- _SHORT EXERCISE_
Extract the entries in their exact form.

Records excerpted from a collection
## Start
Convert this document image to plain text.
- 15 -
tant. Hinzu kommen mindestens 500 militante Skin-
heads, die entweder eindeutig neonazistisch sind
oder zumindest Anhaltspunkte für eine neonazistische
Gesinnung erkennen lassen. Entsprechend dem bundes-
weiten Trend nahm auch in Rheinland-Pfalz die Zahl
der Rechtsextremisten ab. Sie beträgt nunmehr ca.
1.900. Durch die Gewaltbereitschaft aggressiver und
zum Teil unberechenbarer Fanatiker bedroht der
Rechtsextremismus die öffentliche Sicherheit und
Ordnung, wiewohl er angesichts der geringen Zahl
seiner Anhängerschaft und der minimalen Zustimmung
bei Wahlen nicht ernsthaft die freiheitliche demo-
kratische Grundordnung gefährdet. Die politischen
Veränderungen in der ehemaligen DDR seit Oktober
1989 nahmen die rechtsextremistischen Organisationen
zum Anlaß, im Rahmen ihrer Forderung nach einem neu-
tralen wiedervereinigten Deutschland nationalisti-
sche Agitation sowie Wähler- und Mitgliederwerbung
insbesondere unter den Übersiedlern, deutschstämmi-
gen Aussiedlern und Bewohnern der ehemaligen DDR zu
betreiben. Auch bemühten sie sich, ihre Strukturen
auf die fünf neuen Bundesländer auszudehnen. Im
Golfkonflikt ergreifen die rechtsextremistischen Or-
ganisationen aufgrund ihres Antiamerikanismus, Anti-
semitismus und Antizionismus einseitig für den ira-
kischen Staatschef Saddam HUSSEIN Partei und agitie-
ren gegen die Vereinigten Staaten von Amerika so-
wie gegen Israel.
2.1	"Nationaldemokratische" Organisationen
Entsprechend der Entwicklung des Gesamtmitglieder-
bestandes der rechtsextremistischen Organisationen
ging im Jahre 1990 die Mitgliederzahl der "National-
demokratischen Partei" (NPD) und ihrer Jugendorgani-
## End
- _SOLUTION BELOW_
Convert this document image to plain text.
- 15 -
tant. Hinzu kommen mindestens 500 militante Skin-
heads, die entweder eindeutig neonazistisch sind
oder zumindest Anhaltspunkte für eine neonazistische
Gesinnung erkennen lassen. Entsprechend dem bundes-
weiten Trend nahm auch in Rheinland-Pfalz die Zahl
der Rechtsextremisten ab. Sie beträgt nunmehr ca.
1.900. Durch die Gewaltbereitschaft aggressiver und
zum Teil unberechenbarer Fanatiker bedroht der
Rechtsextremismus die öffentliche Sicherheit und
Ordnung, wiewohl er angesichts der geringen Zahl
seiner Anhängerschaft und der minimalen Zustimmung
bei Wahlen nicht ernsthaft die freiheitliche demo-
kratische Grundordnung gefährdet. Die politischen
Veränderungen in der ehemaligen DDR seit Oktober
1989 nahmen die rechtsextremistischen Organisationen
zum Anlaß, im Rahmen ihrer Forderung nach einem neu-
tralen wiedervereinigten Deutschland nationalisti-
sche Agitation sowie Wähler- und Mitgliederwerbung
insbesondere unter den Übersiedlern, deutschstämmi-
gen Aussiedlern und Bewohnern der ehemaligen DDR zu
betreiben. Auch bemühten sie sich, ihre Strukturen
auf die fünf neuen Bundesländer auszudehnen. Im
Golfkonflikt ergreifen die rechtsextremistischen Or-
ganisationen aufgrund ihres Antiamerikanismus, Anti-
semitismus und Antizionismus einseitig für den ira-
kischen Staatschef Saddam HUSSEIN Partei und agitie-
ren gegen die Vereinigten Staaten von Amerika so-
wie gegen Israel.
2.1	"Nationaldemokratische" Organisationen
Entsprechend der Entwicklung des Gesamtmitglieder-
bestandes der rechtsextremistischen Organisationen
ging im Jahre 1990 die Mitgliederzahl der "National-
demokratischen Partei" (NPD) und ihrer Jugendorgani-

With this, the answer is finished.